======== Material for this task

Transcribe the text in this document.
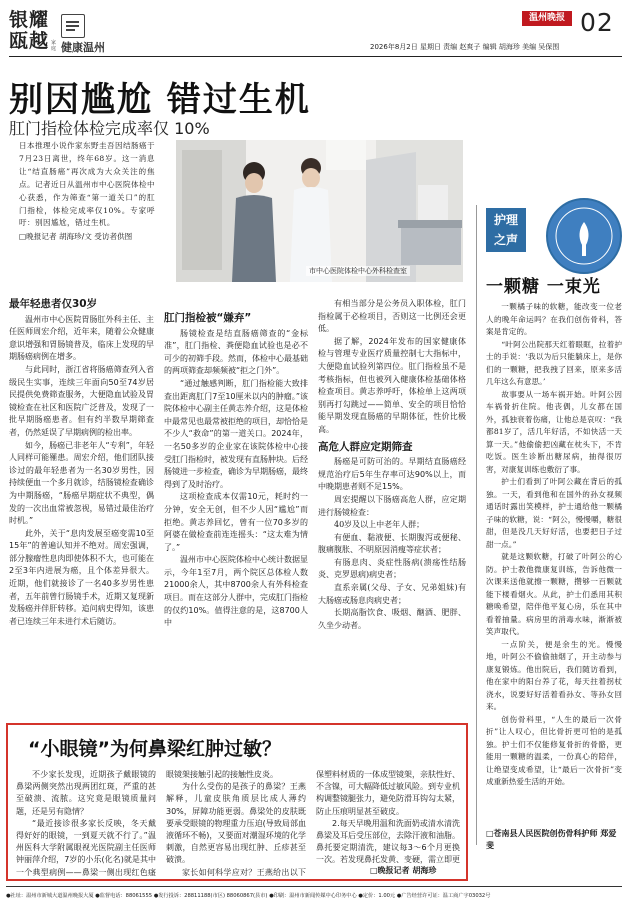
银耀
瓯越 家庭 健康温州
温州晚报 02
2026年8月2日 星期日 责编 赵爽子 编辑 胡海珍 美编 吴保围
别因尴尬 错过生机
肛门指检体检完成率仅 10%
日本推理小说作家东野圭吾因结肠癌于7月23日离世，终年68岁。这一消息让“结直肠癌”再次成为大众关注的焦点。记者近日从温州市中心医院体检中心获悉，作为筛查“第一道关口”的肛门指检，体检完成率仅10%。专家呼吁：别因尴尬，错过生机。
□晚报记者 胡海珍/文 受访者供图
市中心医院体检中心外科检查室
护理之声
一颗糖 一束光

一颗橘子味的软糖，能改变一位老人的晚年命运吗？在我们创伤骨科，答案是肯定的。

“叶阿公出院那天红着眼眶，拉着护士的手说：‘我以为后只能躺床上，是你们的一颗糖，把我拽了回来，原来多活几年这么有意思。’

故事要从一场车祸开始。叶阿公因车祸骨折住院。他丧偶，儿女都在国外，孤独衰着伤痛，让他总是哀叹：“我都81岁了，活几年好活，不如快活一天算一天。”他偷偷把凶藏在枕头下，不肯吃饭。医生诊断出糖尿病，抽得很厉害，对康复训练也敷衍了事。

护士们看到了叶阿公藏在背后的孤独。一天，看到他和在国外的孙女视频通话时露出笑模样，护士通给他一颗橘子味的软糖，说：“阿公，慢慢嚼，糖很甜，但是没几天好好活，也要把日子过甜一点。”

就是这颗软糖，打破了叶阿公的心防。护士教他微康复训练，告诉他微一次课来送他就擦一颗糖，攒够一百颗就能下楼看烟火。从此，护士们悉用其积糖唤希望，陪伴他平复心房，乐在其中看着抽量。病房里的消毒水味，渐渐被笑声取代。

一点阶关，便是余生的光。慢慢地，叶阿公不偷偷抽烟了，开主动参与康复锻炼。他出院后，我们随访看到，他在家中的阳台养了花，每天拄着拐杖浇水，说要好好活着看孙女、等孙女回来。

创伤骨科里，“人生的最后一次骨折”让人叹心，但比骨折更可怕的是孤独。护士们不仅能修复骨折的骨骼，更能用一颗糖的温柔，一份真心的陪伴，让绝望变成希望，让“最后一次骨折”变成重新热爱生活的开始。

□苍南县人民医院创伤骨科护师 郑爱斐
最年轻患者仅30岁

温州市中心医院胃肠肛外科主任、主任医师周宏介绍，近年来，随着公众健康意识增强和胃肠镜普及，临床上发现的早期肠癌病例在增多。

与此同时，浙江省将肠癌筛查列入省级民生实事，连续三年面向50至74岁居民提供免费筛查服务，大便隐血试验及胃镜检查在社区和医院广泛普及，发现了一批早期肠癌患者。但有约半数早期筛查者，仍然延误了早期病例的检出率。

如今，肠癌已非老年人“专利”，年轻人同样可能罹患。周宏介绍，他们团队接诊过的最年轻患者为一名30岁男性，因持续便血一个多月就诊，结肠镜检查确诊为中期肠癌，“肠癌早期症状不典型，偶发的一次出血常被忽视，易错过最佳治疗时机。”

此外，关于“息肉发展至癌变需10至15年”的普遍认知并不绝对。周宏强调，部分腺瘤性息肉即使体积不大，也可能在2至3年内进展为癌，且个体差异很大。近期，他们就接诊了一名40多岁男性患者，五年前曾行肠镜手术，近期又复现新发肠癌并伴肝转移。追问病史得知，该患者已连续三年未进行术后随访。

肛门指检被“嫌弃”

肠镜检查是结直肠癌筛查的“金标准”，肛门指检、粪便隐血试验也是必不可少的初筛手段。然而，体检中心最基础的两项筛查却频频被“拒之门外”。

“通过触感判断，肛门指检能大致排查出距离肛门7至10厘米以内的肿瘤。”该院体检中心副主任黄志养介绍，这是体检中最常见也最常被拒绝的项目，却恰恰是不少人“救命”的第一道关口。2024年，一名50多岁的企业家在该院体检中心接受肛门指检时，被发现有直肠肿块。后经肠镜进一步检查，确诊为早期肠癌，最终得到了及时治疗。

这项检查成本仅需10元，耗时约一分钟，安全无创，但不少人因“尴尬”而拒绝。黄志养回忆，曾有一位70多岁的阿婆在做检查前连连摇头：“这太难为情了。”

温州市中心医院体检中心统计数据显示，今年1至7月，两个院区总体检人数21000余人，其中8700余人有外科检查项目。而在这部分人群中，完成肛门指检的仅约10%。值得注意的是，这8700人中

有相当部分是公务员入职体检，肛门指检属于必检项目，否则这一比例还会更低。

据了解，2024年发布的国家健康体检与管理专业医疗质量控制七大指标中，大便隐血试验列第四位。肛门指检虽不是考核指标，但也被列入健康体检基础体格检查项目。黄志养呼吁，体检单上这两项别再打勾跳过——简单、安全的项目恰恰能早期发现直肠癌的早期体征，性价比极高。

高危人群应定期筛查

肠癌是可防可治的。早期结直肠癌经规范治疗后5年生存率可达90%以上，而中晚期患者则不足15%。

周宏提醒以下肠癌高危人群，应定期进行肠镜检查：

40岁及以上中老年人群；

有便血、黏液便、长期腹泻或便秘、腹痛腹胀、不明原因消瘦等症状者；

有肠息肉、炎症性肠病(溃疡性结肠炎、克罗恩病)病史者；

直系亲属(父母、子女、兄弟姐妹)有大肠癌或肠息肉病史者；

长期高脂饮食、吸烟、酗酒、肥胖、久坐少动者。

“小眼镜”为何鼻梁红肿过敏？

不少家长发现，近期孩子戴眼镜的鼻梁两侧突然出现两团红斑，严重的甚至破溃、流脓。这究竟是眼镜质量问题，还是另有隐情？

“最近接诊很多家长反映，冬天戴得好好的眼镜，一到夏天就不行了。”温州医科大学附属眼视光医院副主任医师钟丽萍介绍，7岁的小乐(化名)就是其中一个典型病例——鼻梁一侧出现红色瘙

眼镜架接触引起的接触性皮炎。

为什么受伤的是孩子的鼻梁？王燕解释，儿童皮肤角质层比成人薄约30%，屏障功能更弱。鼻梁处的皮肤既要承受眼镜的物理重力压迫(导致局部血液循环不畅)，又要面对潮湿环境的化学刺激，自然更容易出现红肿、丘疹甚至破溃。

家长如何科学应对？王燕给出以下

保塑料材质的一体成型镜架，亲肤性好、不含镍，可大幅降低过敏风险。到专业机构调整镜腿张力，避免防滑耳钩勾太紧，防止压痕明显甚至破皮。

2.每天早晚用温和洗面奶或清水清洗鼻梁及耳后受压部位，去除汗液和油脂。鼻托要定期清洗，建议每3～6个月更换一次。若发现鼻托发黄、变硬，需立即更

□晚报记者 胡海珍
●社址：温州市新城大道温州晚报大厦 ●监督电话：88061555 ●发行投诉：28811188(市区) 88060867(县市) ●印刷：温州市新闻传媒中心印务中心 ●定价：1.00元 ●广告经营许可证：温工商广字03032号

================

Your objective:
Reproduce every line of the listing above in which the string "别因尴尬" appears.

Task solution:
别因尴尬 错过生机
日本推理小说作家东野圭吾因结肠癌于7月23日离世，终年68岁。这一消息让“结直肠癌”再次成为大众关注的焦点。记者近日从温州市中心医院体检中心获悉，作为筛查“第一道关口”的肛门指检，体检完成率仅10%。专家呼吁：别因尴尬，错过生机。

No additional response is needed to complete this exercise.